#### Directive:
All of the listing below must be repeated word for word. Pictures are the only thing to omit.

------

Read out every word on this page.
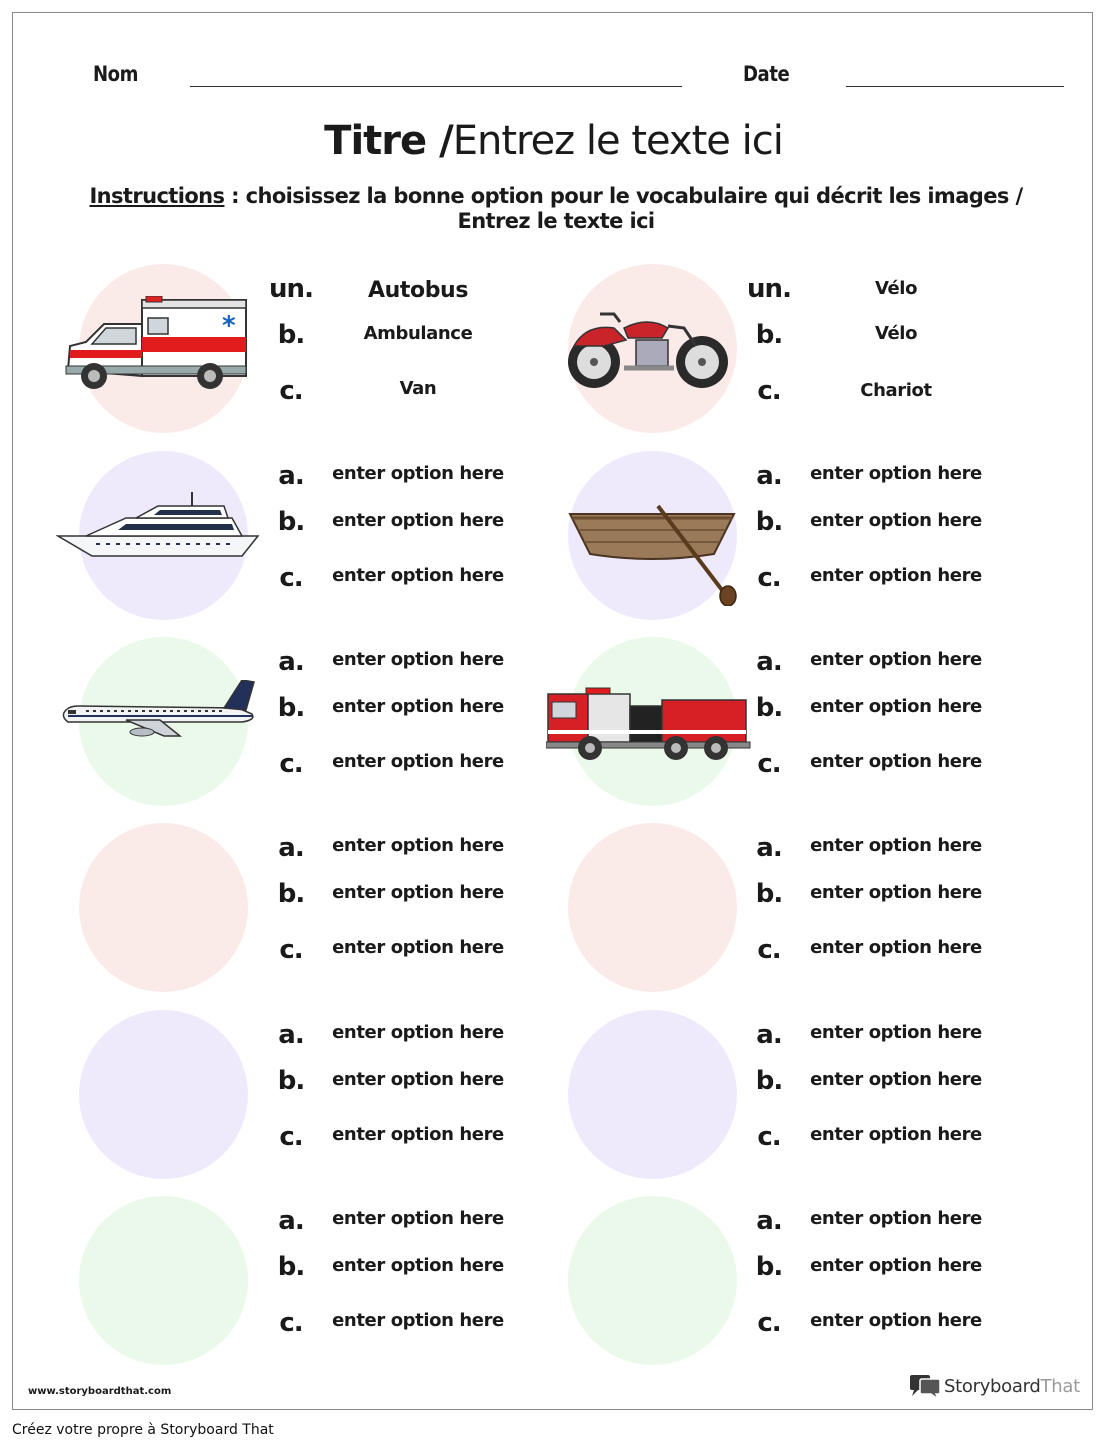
Nom	Date
Titre /Entrez le texte ici
Instructions : choisissez la bonne option pour le vocabulaire qui décrit les images / Entrez le texte ici
un.	Autobus
b.	Ambulance
c.	Van
un.	Vélo
b.	Vélo
c.	Chariot
a.	enter option here
b.	enter option here
c.	enter option here
a.	enter option here
b.	enter option here
c.	enter option here
a.	enter option here
b.	enter option here
c.	enter option here
a.	enter option here
b.	enter option here
c.	enter option here
a.	enter option here
b.	enter option here
c.	enter option here
a.	enter option here
b.	enter option here
c.	enter option here
a.	enter option here
b.	enter option here
c.	enter option here
a.	enter option here
b.	enter option here
c.	enter option here
a.	enter option here
b.	enter option here
c.	enter option here
a.	enter option here
b.	enter option here
c.	enter option here
*
www.storyboardthat.com	StoryboardThat
Créez votre propre à Storyboard That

------

#### Complete response:
Read out every word on this page.
Nom	Date
Titre /Entrez le texte ici
Instructions : choisissez la bonne option pour le vocabulaire qui décrit les images / Entrez le texte ici
un.	Autobus
b.	Ambulance
c.	Van
un.	Vélo
b.	Vélo
c.	Chariot
a.	enter option here
b.	enter option here
c.	enter option here
a.	enter option here
b.	enter option here
c.	enter option here
a.	enter option here
b.	enter option here
c.	enter option here
a.	enter option here
b.	enter option here
c.	enter option here
a.	enter option here
b.	enter option here
c.	enter option here
a.	enter option here
b.	enter option here
c.	enter option here
a.	enter option here
b.	enter option here
c.	enter option here
a.	enter option here
b.	enter option here
c.	enter option here
a.	enter option here
b.	enter option here
c.	enter option here
a.	enter option here
b.	enter option here
c.	enter option here
*
www.storyboardthat.com	StoryboardThat
Créez votre propre à Storyboard That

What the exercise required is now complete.